● **What you have to do**
Count how many lines hold the string "carrières". Give that number alone.

● **Stored records**
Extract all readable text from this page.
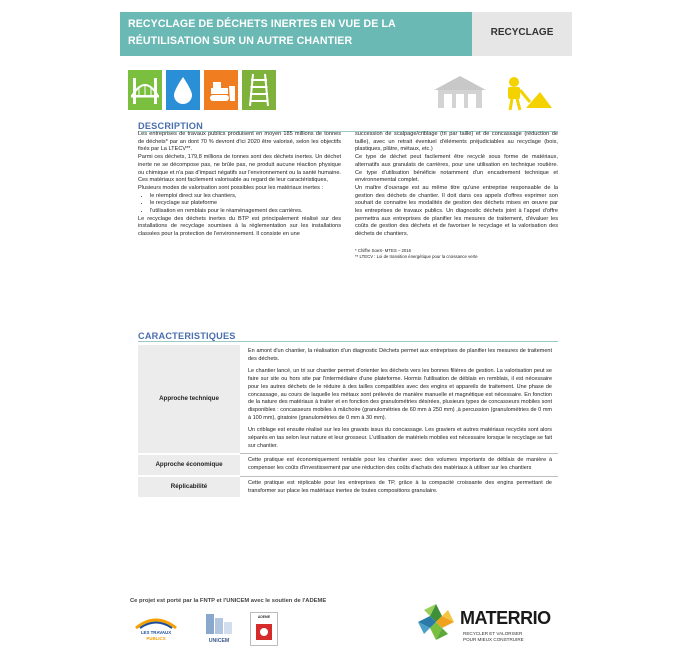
RECYCLAGE DE DÉCHETS INERTES EN VUE DE LA RÉUTILISATION SUR UN AUTRE CHANTIER
RECYCLAGE
DESCRIPTION

Les entreprises de travaux publics produisent en moyen 185 millions de tonnes de déchets* par an dont 70 % devront d'ici 2020 être valorisé, selon les objectifs fixés par La LTECV**.

Parmi ces déchets, 179,8 millions de tonnes sont des déchets inertes. Un déchet inerte ne se décompose pas, ne brûle pas, ne produit aucune réaction physique ou chimique et n'a pas d'impact négatifs sur l'environnement ou la santé humaine. Ces matériaux sont facilement valorisable au regard de leur caractéristiques,

Plusieurs modes de valorisation sont possibles pour les matériaux inertes :

• le réemploi direct sur les chantiers,
• le recyclage sur plateforme
• l'utilisation en remblais pour le réaménagement des carrières.

Le recyclage des déchets inertes du BTP est principalement réalisé sur des installations de recyclage soumises à la réglementation sur les installations classées pour la protection de l'environnement. Il consiste en une

succession de scalpage/criblage (tri par taille) et de concassage (réduction de taille), avec un retrait éventuel d'éléments préjudiciables au recyclage (bois, plastiques, plâtre, métaux, etc.)

Ce type de déchet peut facilement être recyclé sous forme de matériaux, alternatifs aux granulats de carrières, pour une utilisation en technique routière. Ce type d'utilisation bénéficie notamment d'un encadrement technique et environnemental complet.

Un maître d'ouvrage est au même titre qu'une entreprise responsable de la gestion des déchets de chantier. Il doit dans ces appels d'offres exprimer son souhait de connaitre les modalités de gestion des déchets mises en œuvre par les entreprises de travaux publics. Un diagnostic déchets joint à l'appel d'offre permettra aux entreprises de planifier les mesures de traitement, d'évaluer les coûts de gestion des déchets et de favoriser le recyclage et la valorisation des déchets de chantiers.

* Chiffre SoeS- MTES – 2016

** LTECV : Loi de transition énergétique pour la croissance verte

CARACTERISTIQUES
Approche technique	En amont d'un chantier, la réalisation d'un diagnostic Déchets permet aux entreprises de planifier les mesures de traitement des déchets.

Le chantier lancé, un tri sur chantier permet d'orienter les déchets vers les bonnes filières de gestion. La valorisation peut se faire sur site ou hors site par l'intermédiaire d'une plateforme. Hormis l'utilisation de déblais en remblais, il est nécessaire pour les autres déchets de le réduire à des tailles compatibles avec des engins et appareils de traitement. Une phase de concassage, au cours de laquelle les métaux sont prélevés de manière manuelle et magnétique est nécessaire. En fonction de la nature des matériaux à traiter et en fonction des granulométries désirées, plusieurs types de concasseurs mobiles sont disponibles : concasseurs mobiles à mâchoire (granulométries de 60 mm à 250 mm) ,à percussion (granulométries de 0 mm à 100 mm), giratoire (granulométries de 0 mm à 30 mm).

Un criblage est ensuite réalisé sur les les gravats issus du concassage. Les graviers et autres matériaux recyclés sont alors séparés en tas selon leur nature et leur grosseur. L'utilisation de matériels mobiles est nécessaire lorsque le recyclage se fait sur chantier.

Approche économique	Cette pratique est économiquement rentable pour les chantier avec des volumes importants de déblais de manière à compenser les coûts d'investissement par une réduction des coûts d'achats des matériaux à utiliser sur les chantiers

Réplicabilité	Cette pratique est réplicable pour les entreprises de TP, grâce à la compacité croissante des engins permettant de transformer sur place les matériaux inertes de toutes compositions granulaire.

Ce projet est porté par la FNTP et l'UNICEM avec le soutien de l'ADEME
LES TRAVAUX
PUBLICS	UNICEM
ADEME	MATERRIO
RECYCLER ET VALORISER
POUR MIEUX CONSTRUIRE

● **Written solution**
2